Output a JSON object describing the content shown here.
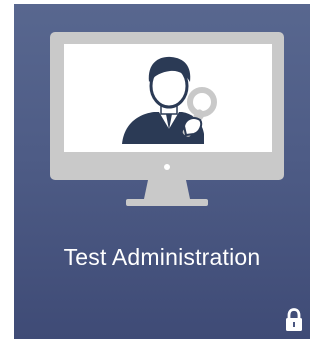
{
  "tile": {
    "title": "Test Administration",
    "graphic_icon": "monitor-with-user-and-key-icon",
    "status_icon": "lock-icon",
    "background_color": "#4e5c86",
    "screen_color": "#ffffff",
    "frame_color": "#c9c9c9"
  }
}
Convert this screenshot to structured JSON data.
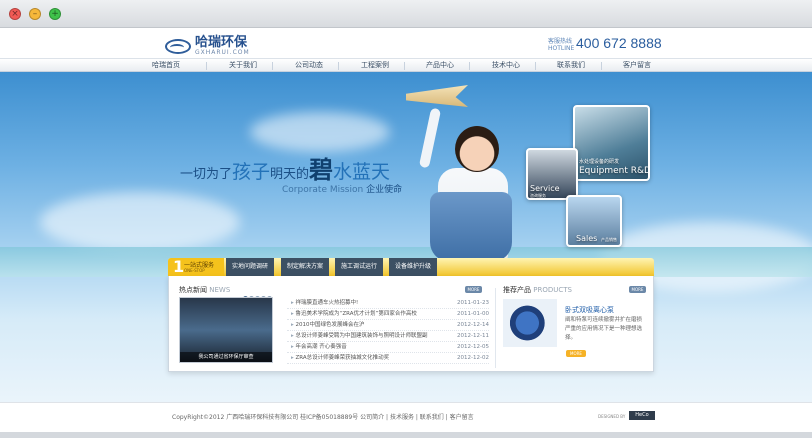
{
  "window": {
    "close": "×",
    "minimize": "–",
    "maximize": "+"
  },
  "header": {
    "logo_cn": "哈瑞环保",
    "logo_en": "GXHARUI.COM",
    "hotline_cn": "客服热线",
    "hotline_en": "HOTLINE",
    "phone": "400 672 8888"
  },
  "nav": [
    "哈瑞首页",
    "关于我们",
    "公司动态",
    "工程案例",
    "产品中心",
    "技术中心",
    "联系我们",
    "客户留言"
  ],
  "banner": {
    "slogan_a": "一切为了",
    "slogan_b": "孩子",
    "slogan_c": "明天的",
    "slogan_d": "碧",
    "slogan_e": "水蓝天",
    "mission_en": "Corporate Mission",
    "mission_cn": "企业使命",
    "tile_equipment_cn": "水处理设备的研发",
    "tile_equipment_en": "Equipment R&D",
    "tile_service_en": "Service",
    "tile_service_cn": "咨询服务",
    "tile_sales_en": "Sales",
    "tile_sales_cn": "产品销售"
  },
  "steps": {
    "first_num": "1",
    "first_title": "一站式服务",
    "first_sub": "ONE-STOP",
    "items": [
      "实地问题调研",
      "制定解决方案",
      "施工调试运行",
      "设备维护升级"
    ]
  },
  "news": {
    "title": "热点新闻",
    "title_en": "NEWS",
    "more": "MORE",
    "image_caption": "我公司通过省环保厅审查",
    "items": [
      {
        "title": "祥瑞膜直通车火热招募中!",
        "date": "2011-01-23"
      },
      {
        "title": "鲁迅美术学院成为“ZRA优才计划”第四家合作高校",
        "date": "2011-01-00"
      },
      {
        "title": "2010中国绿色发展峰会在沪",
        "date": "2012-12-14"
      },
      {
        "title": "总设计师姜峰受聘为中国建筑装饰与照明设计师联盟副",
        "date": "2012-12-11"
      },
      {
        "title": "年会高潮 齐心奏强音",
        "date": "2012-12-05"
      },
      {
        "title": "ZRA总设计师姜峰荣获抽城文化推动奖",
        "date": "2012-12-02"
      }
    ]
  },
  "products": {
    "title": "推荐产品",
    "title_en": "PRODUCTS",
    "more": "MORE",
    "name": "卧式双吸离心泵",
    "desc": "阐和特泵可连续撤雾并扩在磨损严重的应用情况下是一种理想选择。",
    "button": "MORE"
  },
  "footer": {
    "copyright": "CopyRight©2012  广西哈瑞环保科技有限公司  桂ICP备05018889号   公司简介  |  技术服务  |  联系我们  |  客户留言",
    "powered": "DESIGNED BY",
    "badge": "HeCo"
  }
}
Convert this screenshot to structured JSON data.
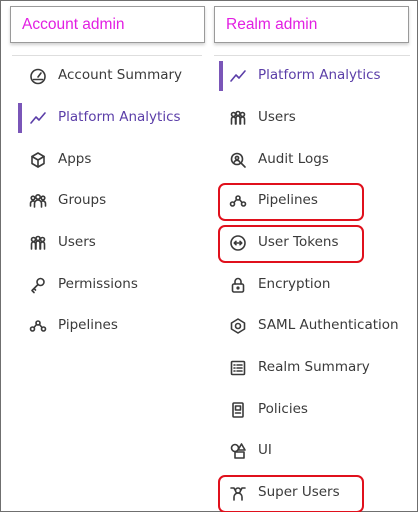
{
  "account": {
    "header": "Account admin",
    "items": [
      {
        "label": "Account Summary",
        "icon": "gauge-icon"
      },
      {
        "label": "Platform Analytics",
        "icon": "trend-line-icon",
        "active": true
      },
      {
        "label": "Apps",
        "icon": "cube-icon"
      },
      {
        "label": "Groups",
        "icon": "groups-icon"
      },
      {
        "label": "Users",
        "icon": "users-icon"
      },
      {
        "label": "Permissions",
        "icon": "key-icon"
      },
      {
        "label": "Pipelines",
        "icon": "pipelines-icon"
      }
    ]
  },
  "realm": {
    "header": "Realm admin",
    "items": [
      {
        "label": "Platform Analytics",
        "icon": "trend-line-icon",
        "active": true
      },
      {
        "label": "Users",
        "icon": "users-icon"
      },
      {
        "label": "Audit Logs",
        "icon": "audit-search-icon"
      },
      {
        "label": "Pipelines",
        "icon": "pipelines-icon",
        "highlighted": true
      },
      {
        "label": "User Tokens",
        "icon": "token-icon",
        "highlighted": true
      },
      {
        "label": "Encryption",
        "icon": "lock-icon"
      },
      {
        "label": "SAML Authentication",
        "icon": "saml-icon"
      },
      {
        "label": "Realm Summary",
        "icon": "list-icon"
      },
      {
        "label": "Policies",
        "icon": "policy-icon"
      },
      {
        "label": "UI",
        "icon": "ui-shapes-icon"
      },
      {
        "label": "Super Users",
        "icon": "super-user-icon",
        "highlighted": true
      }
    ]
  },
  "colors": {
    "header_text": "#e21fe2",
    "active_text": "#5b3ea8",
    "active_bar": "#7a56b8",
    "highlight_border": "#e0101c"
  }
}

* Task statement:
Go through the records above, find every line with the word "客户留言", and list those lines.

* Problem solution:
    "客户留言"
    "copyright": "CopyRight©2012  广西哈瑞环保科技有限公司  桂ICP备05018889号   公司简介  |  技术服务  |  联系我们  |  客户留言",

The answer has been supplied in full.